Task instructions →
Check every line below for the string "федеральный", and copy the lines that contain it.

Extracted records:

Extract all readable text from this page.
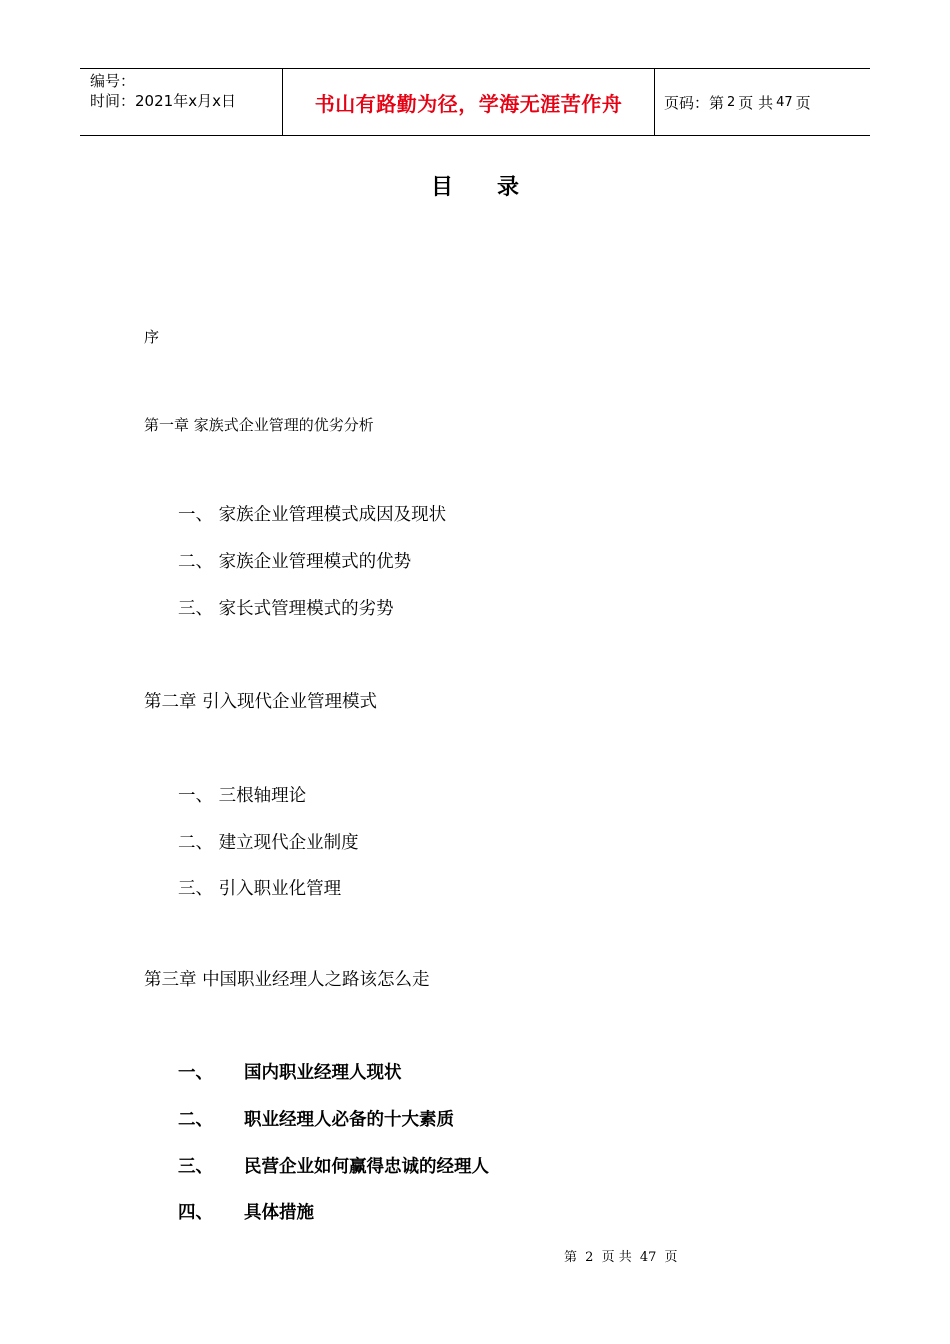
编号：
时间：2021年x月x日	书山有路勤为径，学海无涯苦作舟	页码：第 2 页 共 47 页
目录
序
第一章 家族式企业管理的优劣分析
一、 家族企业管理模式成因及现状
二、 家族企业管理模式的优势
三、 家长式管理模式的劣势
第二章 引入现代企业管理模式
一、 三根轴理论
二、 建立现代企业制度
三、 引入职业化管理
第三章 中国职业经理人之路该怎么走
一、 国内职业经理人现状
二、 职业经理人必备的十大素质
三、 民营企业如何赢得忠诚的经理人
四、 具体措施
第 2 页 共 47 页
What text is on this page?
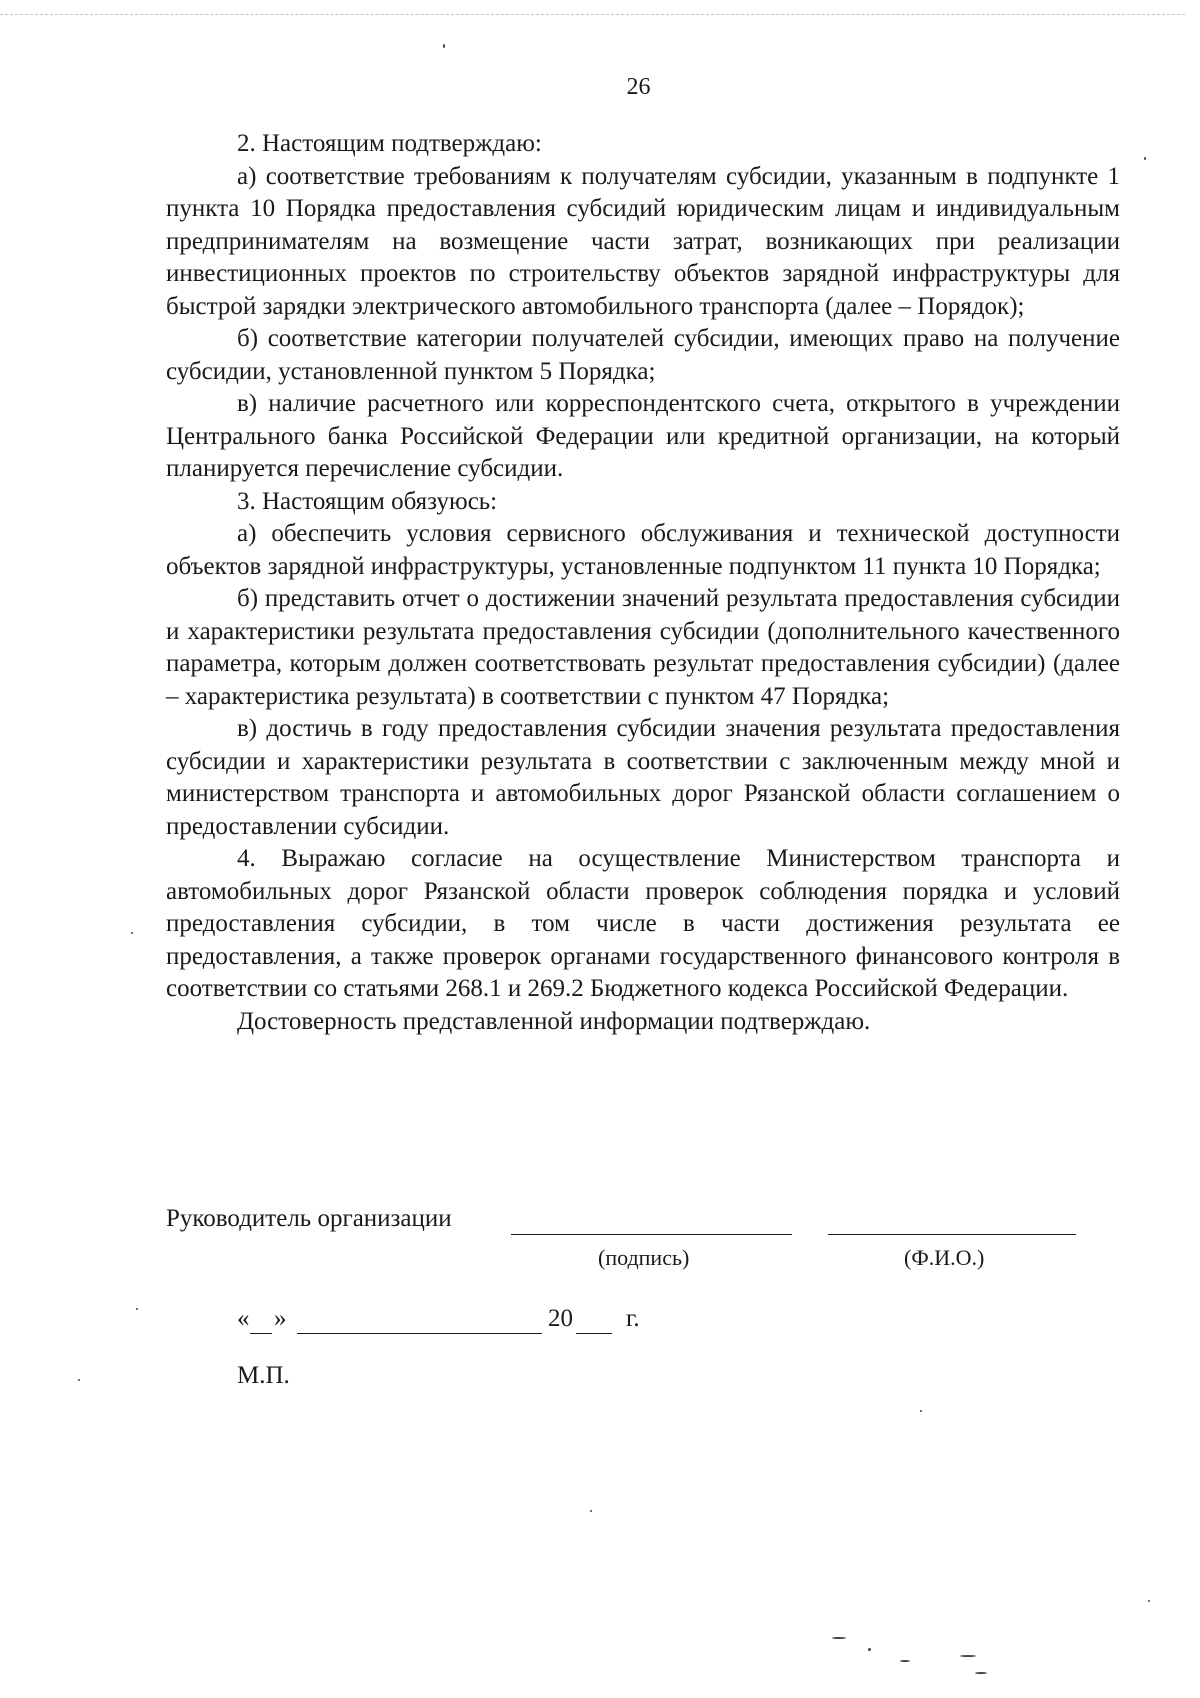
26

2. Настоящим подтверждаю:

а) соответствие требованиям к получателям субсидии, указанным в подпункте 1 пункта 10 Порядка предоставления субсидий юридическим лицам и индивидуальным предпринимателям на возмещение части затрат, возникающих при реализации инвестиционных проектов по строительству объектов зарядной инфраструктуры для быстрой зарядки электрического автомобильного транспорта (далее – Порядок);

б) соответствие категории получателей субсидии, имеющих право на получение субсидии, установленной пунктом 5 Порядка;

в) наличие расчетного или корреспондентского счета, открытого в учреждении Центрального банка Российской Федерации или кредитной организации, на который планируется перечисление субсидии.

3. Настоящим обязуюсь:

а) обеспечить условия сервисного обслуживания и технической доступности объектов зарядной инфраструктуры, установленные подпунктом 11 пункта 10 Порядка;

б) представить отчет о достижении значений результата предоставления субсидии и характеристики результата предоставления субсидии (дополнительного качественного параметра, которым должен соответствовать результат предоставления субсидии) (далее – характеристика результата) в соответствии с пунктом 47 Порядка;

в) достичь в году предоставления субсидии значения результата предоставления субсидии и характеристики результата в соответствии с заключенным между мной и министерством транспорта и автомобильных дорог Рязанской области соглашением о предоставлении субсидии.

4. Выражаю согласие на осуществление Министерством транспорта и автомобильных дорог Рязанской области проверок соблюдения порядка и условий предоставления субсидии, в том числе в части достижения результата ее предоставления, а также проверок органами государственного финансового контроля в соответствии со статьями 268.1 и 269.2 Бюджетного кодекса Российской Федерации.

Достоверность представленной информации подтверждаю.

Руководитель организации
(подпись)	(Ф.И.О.)
« »	20 г.
М.П.
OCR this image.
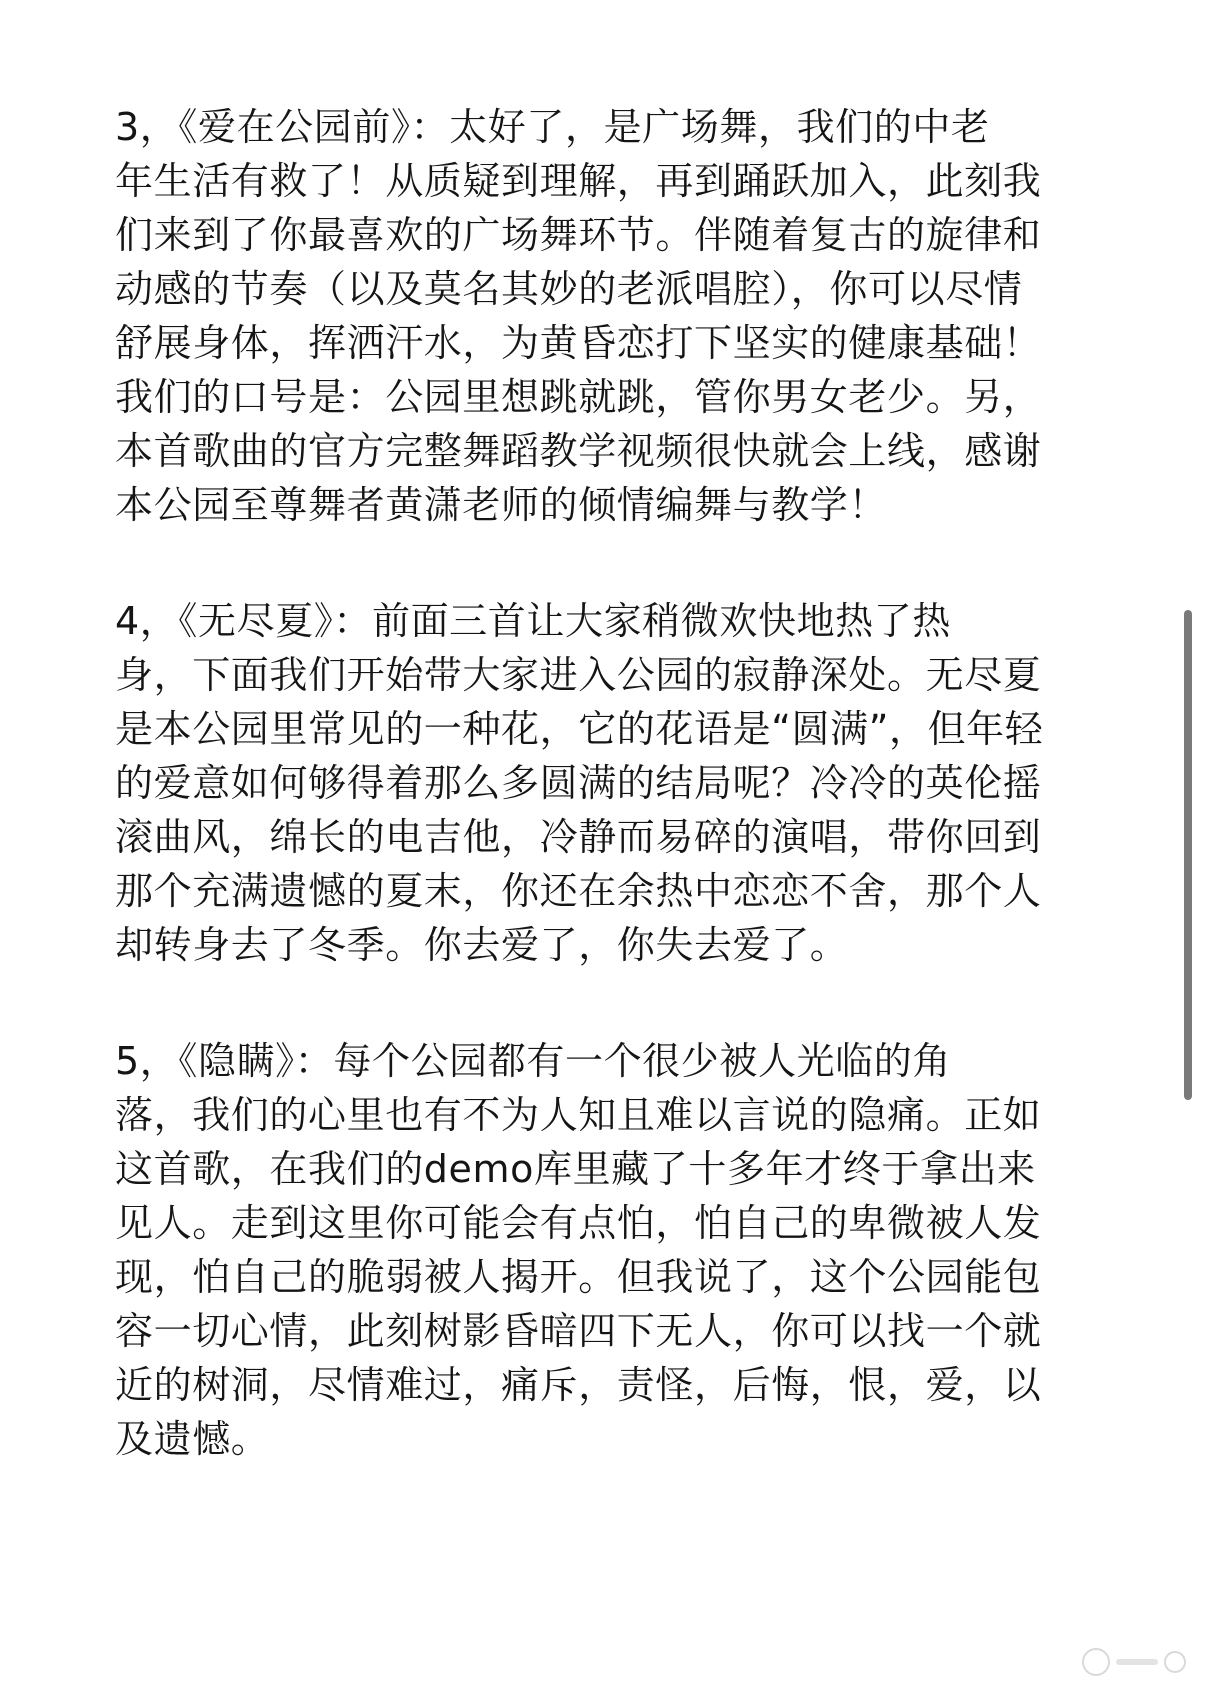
3，《爱在公园前》：太好了，是广场舞，我们的中老
年生活有救了！从质疑到理解，再到踊跃加入，此刻我
们来到了你最喜欢的广场舞环节。伴随着复古的旋律和
动感的节奏（以及莫名其妙的老派唱腔），你可以尽情
舒展身体，挥洒汗水，为黄昏恋打下坚实的健康基础！
我们的口号是：公园里想跳就跳，管你男女老少。另，
本首歌曲的官方完整舞蹈教学视频很快就会上线，感谢
本公园至尊舞者黄潇老师的倾情编舞与教学！
4，《无尽夏》：前面三首让大家稍微欢快地热了热
身，下面我们开始带大家进入公园的寂静深处。无尽夏
是本公园里常见的一种花，它的花语是“圆满”，但年轻
的爱意如何够得着那么多圆满的结局呢？冷冷的英伦摇
滚曲风，绵长的电吉他，冷静而易碎的演唱，带你回到
那个充满遗憾的夏末，你还在余热中恋恋不舍，那个人
却转身去了冬季。你去爱了，你失去爱了。
5，《隐瞒》：每个公园都有一个很少被人光临的角
落，我们的心里也有不为人知且难以言说的隐痛。正如
这首歌，在我们的demo库里藏了十多年才终于拿出来
见人。走到这里你可能会有点怕，怕自己的卑微被人发
现，怕自己的脆弱被人揭开。但我说了，这个公园能包
容一切心情，此刻树影昏暗四下无人，你可以找一个就
近的树洞，尽情难过，痛斥，责怪，后悔，恨，爱，以
及遗憾。
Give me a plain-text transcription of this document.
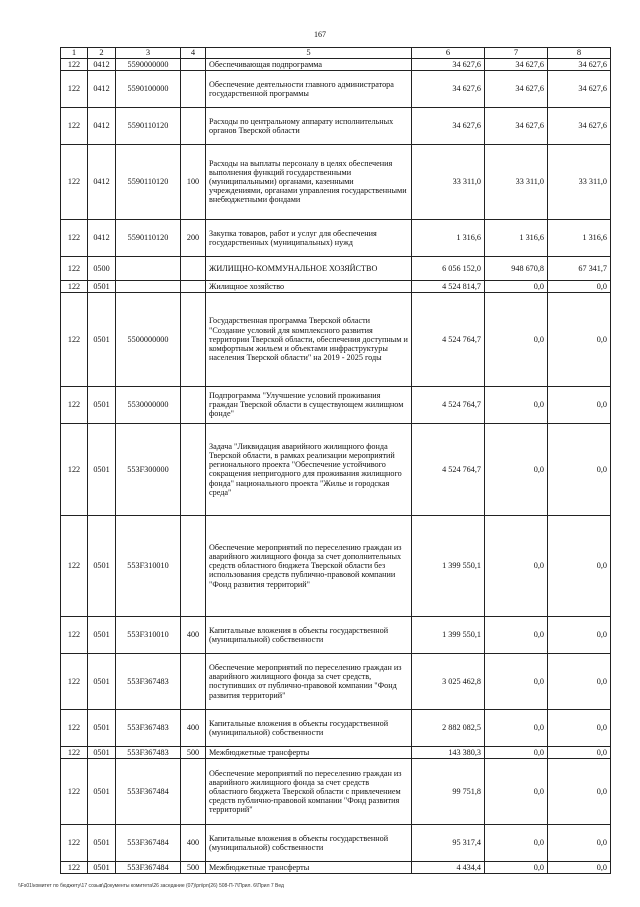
167
1	2	3	4	5	6	7	8
122	0412	5590000000		Обеспечивающая подпрограмма	34 627,6	34 627,6	34 627,6
122	0412	5590100000		Обеспечение деятельности главного администратора государственной программы	34 627,6	34 627,6	34 627,6
122	0412	5590110120		Расходы по центральному аппарату исполнительных органов Тверской области	34 627,6	34 627,6	34 627,6
122	0412	5590110120	100	Расходы на выплаты персоналу в целях обеспечения выполнения функций государственными (муниципальными) органами, казенными учреждениями, органами управления государственными внебюджетными фондами	33 311,0	33 311,0	33 311,0
122	0412	5590110120	200	Закупка товаров, работ и услуг для обеспечения государственных (муниципальных) нужд	1 316,6	1 316,6	1 316,6
122	0500			ЖИЛИЩНО-КОММУНАЛЬНОЕ ХОЗЯЙСТВО	6 056 152,0	948 670,8	67 341,7
122	0501			Жилищное хозяйство	4 524 814,7	0,0	0,0
122	0501	5500000000		Государственная программа Тверской области "Создание условий для комплексного развития территории Тверской области, обеспечения доступным и комфортным жильем и объектами инфраструктуры населения Тверской области" на 2019 - 2025 годы	4 524 764,7	0,0	0,0
122	0501	5530000000		Подпрограмма "Улучшение условий проживания граждан Тверской области в существующем жилищном фонде"	4 524 764,7	0,0	0,0
122	0501	553F300000		Задача "Ликвидация аварийного жилищного фонда Тверской области, в рамках реализации мероприятий регионального проекта "Обеспечение устойчивого сокращения непригодного для проживания жилищного фонда" национального проекта "Жилье и городская среда"	4 524 764,7	0,0	0,0
122	0501	553F310010		Обеспечение мероприятий по переселению граждан из аварийного жилищного фонда за счет дополнительных средств областного бюджета Тверской области без использования средств публично-правовой компании "Фонд развития территорий"	1 399 550,1	0,0	0,0
122	0501	553F310010	400	Капитальные вложения в объекты государственной (муниципальной) собственности	1 399 550,1	0,0	0,0
122	0501	553F367483		Обеспечение мероприятий по переселению граждан из аварийного жилищного фонда за счет средств, поступивших от публично-правовой компании "Фонд развития территорий"	3 025 462,8	0,0	0,0
122	0501	553F367483	400	Капитальные вложения в объекты государственной (муниципальной) собственности	2 882 082,5	0,0	0,0
122	0501	553F367483	500	Межбюджетные трансферты	143 380,3	0,0	0,0
122	0501	553F367484		Обеспечение мероприятий по переселению граждан из аварийного жилищного фонда за счет средств областного бюджета Тверской области с привлечением средств публично-правовой компании "Фонд развития территорий"	99 751,8	0,0	0,0
122	0501	553F367484	400	Капитальные вложения в объекты государственной (муниципальной) собственности	95 317,4	0,0	0,0
122	0501	553F367484	500	Межбюджетные трансферты	4 434,4	0,0	0,0
\\Fs01\комитет по бюджету\17 созыв\Документы комитета\26 заседание (07)\рп\рп(26) 508-П-7\Прил. 6\Прил 7 Вед
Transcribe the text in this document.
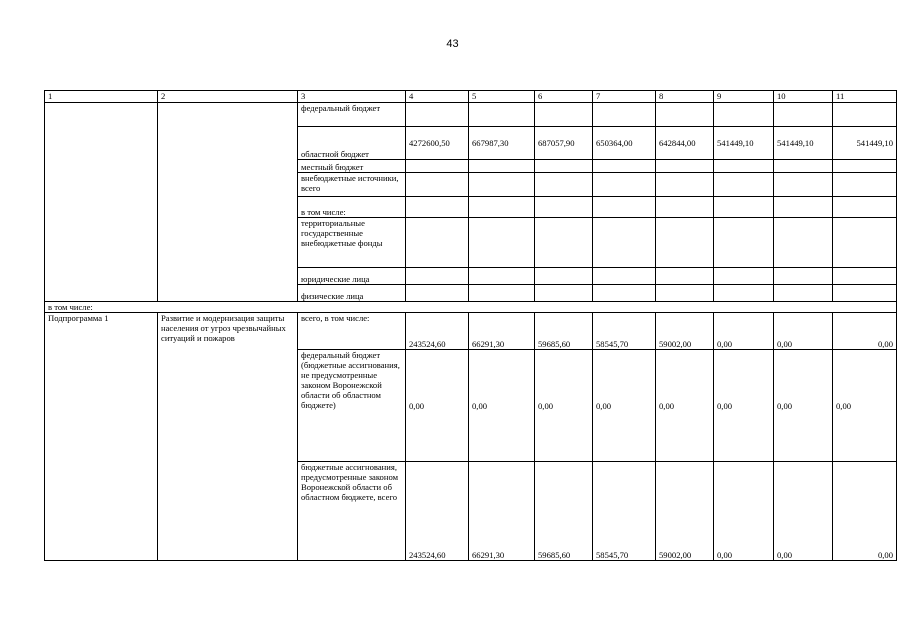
43
1	2	3	4	5	6	7	8	9	10	11
		федеральный бюджет								
		областной бюджет	4272600,50	667987,30	687057,90	650364,00	642844,00	541449,10	541449,10	541449,10
		местный бюджет								
		внебюджетные источники, всего								
		в том числе:								
		территориальные государственные внебюджетные фонды								
		юридические лица								
		физические лица								
в том числе:										
Подпрограмма 1	Развитие и модернизация защиты населения от угроз чрезвычайных ситуаций и пожаров	всего, в том числе:	243524,60	66291,30	59685,60	58545,70	59002,00	0,00	0,00	0,00
		федеральный бюджет (бюджетные ассигнования, не предусмотренные законом Воронежской области об областном бюджете)	0,00	0,00	0,00	0,00	0,00	0,00	0,00	0,00
		бюджетные ассигнования, предусмотренные законом Воронежской области об областном бюджете, всего	243524,60	66291,30	59685,60	58545,70	59002,00	0,00	0,00	0,00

Written solution →
		федеральный бюджет								
		федеральный бюджет (бюджетные ассигнования, не предусмотренные законом Воронежской области об областном бюджете)	0,00	0,00	0,00	0,00	0,00	0,00	0,00	0,00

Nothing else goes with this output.